Objective:
Every line of the material below must be repeated exactly.

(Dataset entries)
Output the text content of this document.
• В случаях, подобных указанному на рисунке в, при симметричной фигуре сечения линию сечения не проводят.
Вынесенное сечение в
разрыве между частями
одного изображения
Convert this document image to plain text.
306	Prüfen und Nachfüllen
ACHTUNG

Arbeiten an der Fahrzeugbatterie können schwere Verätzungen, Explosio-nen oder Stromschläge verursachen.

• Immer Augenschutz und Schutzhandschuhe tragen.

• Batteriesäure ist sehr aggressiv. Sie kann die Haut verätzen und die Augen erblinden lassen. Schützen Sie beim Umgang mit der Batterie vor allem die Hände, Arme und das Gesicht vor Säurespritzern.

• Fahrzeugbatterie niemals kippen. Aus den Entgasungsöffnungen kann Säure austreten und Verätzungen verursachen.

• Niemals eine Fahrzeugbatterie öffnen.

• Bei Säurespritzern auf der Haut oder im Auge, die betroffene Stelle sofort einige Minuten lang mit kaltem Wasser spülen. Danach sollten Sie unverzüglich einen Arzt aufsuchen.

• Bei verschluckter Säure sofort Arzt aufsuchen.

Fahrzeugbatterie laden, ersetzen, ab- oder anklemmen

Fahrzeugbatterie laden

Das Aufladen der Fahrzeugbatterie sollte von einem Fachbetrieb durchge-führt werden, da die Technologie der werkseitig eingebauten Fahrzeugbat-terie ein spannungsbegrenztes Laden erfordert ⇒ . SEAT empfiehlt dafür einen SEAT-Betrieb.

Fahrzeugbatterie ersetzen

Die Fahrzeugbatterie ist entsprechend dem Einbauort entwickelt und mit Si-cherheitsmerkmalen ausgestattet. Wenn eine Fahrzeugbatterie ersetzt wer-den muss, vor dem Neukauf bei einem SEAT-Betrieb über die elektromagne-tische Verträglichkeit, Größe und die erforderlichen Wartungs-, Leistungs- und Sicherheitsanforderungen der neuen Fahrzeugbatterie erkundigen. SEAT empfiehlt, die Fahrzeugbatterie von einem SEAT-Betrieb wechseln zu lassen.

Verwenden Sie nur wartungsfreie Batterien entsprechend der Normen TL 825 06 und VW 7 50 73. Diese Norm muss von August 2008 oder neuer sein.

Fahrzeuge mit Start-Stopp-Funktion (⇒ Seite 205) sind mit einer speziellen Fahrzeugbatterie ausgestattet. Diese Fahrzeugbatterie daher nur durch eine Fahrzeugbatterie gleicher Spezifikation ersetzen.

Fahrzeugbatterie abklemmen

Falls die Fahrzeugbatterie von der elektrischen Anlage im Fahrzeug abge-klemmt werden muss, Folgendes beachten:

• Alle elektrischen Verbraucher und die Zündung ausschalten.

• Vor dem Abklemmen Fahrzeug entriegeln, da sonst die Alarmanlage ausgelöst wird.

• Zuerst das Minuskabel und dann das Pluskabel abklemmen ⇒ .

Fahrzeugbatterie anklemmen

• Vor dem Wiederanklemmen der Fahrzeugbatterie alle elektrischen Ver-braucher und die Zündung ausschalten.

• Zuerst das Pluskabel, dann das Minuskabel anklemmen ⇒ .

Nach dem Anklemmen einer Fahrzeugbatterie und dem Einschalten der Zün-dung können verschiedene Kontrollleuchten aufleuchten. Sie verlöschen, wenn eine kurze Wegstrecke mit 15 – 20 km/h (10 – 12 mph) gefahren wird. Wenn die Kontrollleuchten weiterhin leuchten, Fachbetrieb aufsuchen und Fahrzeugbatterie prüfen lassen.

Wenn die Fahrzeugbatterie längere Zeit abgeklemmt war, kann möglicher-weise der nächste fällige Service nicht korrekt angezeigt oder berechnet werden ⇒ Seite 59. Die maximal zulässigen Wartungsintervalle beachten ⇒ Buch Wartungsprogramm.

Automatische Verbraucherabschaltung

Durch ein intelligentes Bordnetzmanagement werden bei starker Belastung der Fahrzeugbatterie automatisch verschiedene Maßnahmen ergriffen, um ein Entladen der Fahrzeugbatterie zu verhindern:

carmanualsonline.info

Task answer:
Output the text content of this document.
• В случаях, подобных указанному на рисунке в, при симметричной фигуре сечения линию сечения не проводят.
Вынесенное сечение в
разрыве между частями
одного изображения
Convert this document image to plain text.
306	Prüfen und Nachfüllen
ACHTUNG

Arbeiten an der Fahrzeugbatterie können schwere Verätzungen, Explosio-nen oder Stromschläge verursachen.

• Immer Augenschutz und Schutzhandschuhe tragen.

• Batteriesäure ist sehr aggressiv. Sie kann die Haut verätzen und die Augen erblinden lassen. Schützen Sie beim Umgang mit der Batterie vor allem die Hände, Arme und das Gesicht vor Säurespritzern.

• Fahrzeugbatterie niemals kippen. Aus den Entgasungsöffnungen kann Säure austreten und Verätzungen verursachen.

• Niemals eine Fahrzeugbatterie öffnen.

• Bei Säurespritzern auf der Haut oder im Auge, die betroffene Stelle sofort einige Minuten lang mit kaltem Wasser spülen. Danach sollten Sie unverzüglich einen Arzt aufsuchen.

• Bei verschluckter Säure sofort Arzt aufsuchen.

Fahrzeugbatterie laden, ersetzen, ab- oder anklemmen

Fahrzeugbatterie laden

Das Aufladen der Fahrzeugbatterie sollte von einem Fachbetrieb durchge-führt werden, da die Technologie der werkseitig eingebauten Fahrzeugbat-terie ein spannungsbegrenztes Laden erfordert ⇒ . SEAT empfiehlt dafür einen SEAT-Betrieb.

Fahrzeugbatterie ersetzen

Die Fahrzeugbatterie ist entsprechend dem Einbauort entwickelt und mit Si-cherheitsmerkmalen ausgestattet. Wenn eine Fahrzeugbatterie ersetzt wer-den muss, vor dem Neukauf bei einem SEAT-Betrieb über die elektromagne-tische Verträglichkeit, Größe und die erforderlichen Wartungs-, Leistungs- und Sicherheitsanforderungen der neuen Fahrzeugbatterie erkundigen. SEAT empfiehlt, die Fahrzeugbatterie von einem SEAT-Betrieb wechseln zu lassen.

Verwenden Sie nur wartungsfreie Batterien entsprechend der Normen TL 825 06 und VW 7 50 73. Diese Norm muss von August 2008 oder neuer sein.

Fahrzeuge mit Start-Stopp-Funktion (⇒ Seite 205) sind mit einer speziellen Fahrzeugbatterie ausgestattet. Diese Fahrzeugbatterie daher nur durch eine Fahrzeugbatterie gleicher Spezifikation ersetzen.

Fahrzeugbatterie abklemmen

Falls die Fahrzeugbatterie von der elektrischen Anlage im Fahrzeug abge-klemmt werden muss, Folgendes beachten:

• Alle elektrischen Verbraucher und die Zündung ausschalten.

• Vor dem Abklemmen Fahrzeug entriegeln, da sonst die Alarmanlage ausgelöst wird.

• Zuerst das Minuskabel und dann das Pluskabel abklemmen ⇒ .

Fahrzeugbatterie anklemmen

• Vor dem Wiederanklemmen der Fahrzeugbatterie alle elektrischen Ver-braucher und die Zündung ausschalten.

• Zuerst das Pluskabel, dann das Minuskabel anklemmen ⇒ .

Nach dem Anklemmen einer Fahrzeugbatterie und dem Einschalten der Zün-dung können verschiedene Kontrollleuchten aufleuchten. Sie verlöschen, wenn eine kurze Wegstrecke mit 15 – 20 km/h (10 – 12 mph) gefahren wird. Wenn die Kontrollleuchten weiterhin leuchten, Fachbetrieb aufsuchen und Fahrzeugbatterie prüfen lassen.

Wenn die Fahrzeugbatterie längere Zeit abgeklemmt war, kann möglicher-weise der nächste fällige Service nicht korrekt angezeigt oder berechnet werden ⇒ Seite 59. Die maximal zulässigen Wartungsintervalle beachten ⇒ Buch Wartungsprogramm.

Automatische Verbraucherabschaltung

Durch ein intelligentes Bordnetzmanagement werden bei starker Belastung der Fahrzeugbatterie automatisch verschiedene Maßnahmen ergriffen, um ein Entladen der Fahrzeugbatterie zu verhindern:

carmanualsonline.info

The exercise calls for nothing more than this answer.